### AVAILABLE RECORDS

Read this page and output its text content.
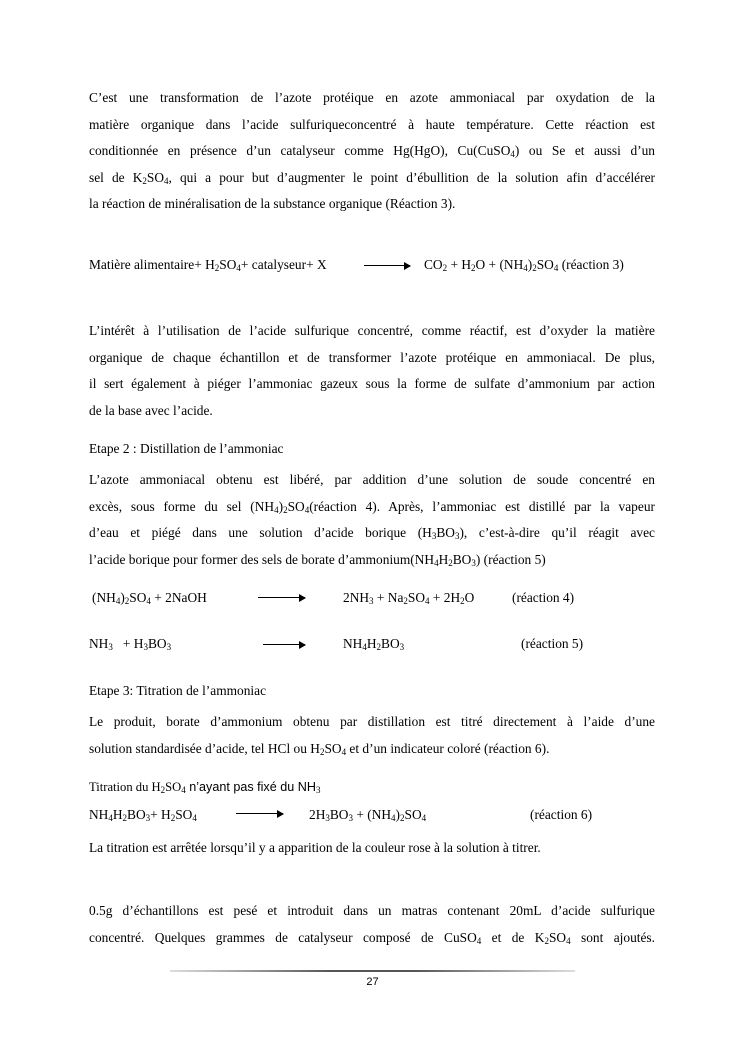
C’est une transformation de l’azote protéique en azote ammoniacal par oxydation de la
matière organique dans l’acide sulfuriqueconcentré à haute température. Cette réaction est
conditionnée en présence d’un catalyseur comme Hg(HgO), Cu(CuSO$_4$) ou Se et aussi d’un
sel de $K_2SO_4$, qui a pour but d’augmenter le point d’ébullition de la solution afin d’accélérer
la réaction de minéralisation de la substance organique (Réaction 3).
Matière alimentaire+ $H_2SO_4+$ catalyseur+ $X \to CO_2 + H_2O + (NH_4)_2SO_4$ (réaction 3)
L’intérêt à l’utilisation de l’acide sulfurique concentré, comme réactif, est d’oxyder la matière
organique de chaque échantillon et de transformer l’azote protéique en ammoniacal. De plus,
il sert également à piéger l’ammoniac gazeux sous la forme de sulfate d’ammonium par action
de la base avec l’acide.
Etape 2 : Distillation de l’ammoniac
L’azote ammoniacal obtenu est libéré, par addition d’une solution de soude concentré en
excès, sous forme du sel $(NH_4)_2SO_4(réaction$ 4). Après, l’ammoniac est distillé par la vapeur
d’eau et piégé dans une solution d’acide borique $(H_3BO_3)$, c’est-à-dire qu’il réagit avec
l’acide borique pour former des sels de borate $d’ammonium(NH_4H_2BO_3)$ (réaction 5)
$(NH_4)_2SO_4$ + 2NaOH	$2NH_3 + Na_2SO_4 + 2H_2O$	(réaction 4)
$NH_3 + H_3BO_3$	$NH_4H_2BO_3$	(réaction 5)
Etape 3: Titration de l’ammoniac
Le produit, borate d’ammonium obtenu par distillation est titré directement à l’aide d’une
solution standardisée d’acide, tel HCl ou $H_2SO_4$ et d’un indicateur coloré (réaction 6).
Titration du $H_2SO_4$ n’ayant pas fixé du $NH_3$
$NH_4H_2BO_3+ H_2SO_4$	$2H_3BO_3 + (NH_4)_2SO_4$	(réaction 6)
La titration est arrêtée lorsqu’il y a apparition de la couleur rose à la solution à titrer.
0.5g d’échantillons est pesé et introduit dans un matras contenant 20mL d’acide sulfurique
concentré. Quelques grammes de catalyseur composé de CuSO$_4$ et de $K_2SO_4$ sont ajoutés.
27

### TASK
Copy each line above that contains the string "obtenu".

### IN RESPONSE
L’azote ammoniacal obtenu est libéré, par addition d’une solution de soude concentré en
Le produit, borate d’ammonium obtenu par distillation est titré directement à l’aide d’une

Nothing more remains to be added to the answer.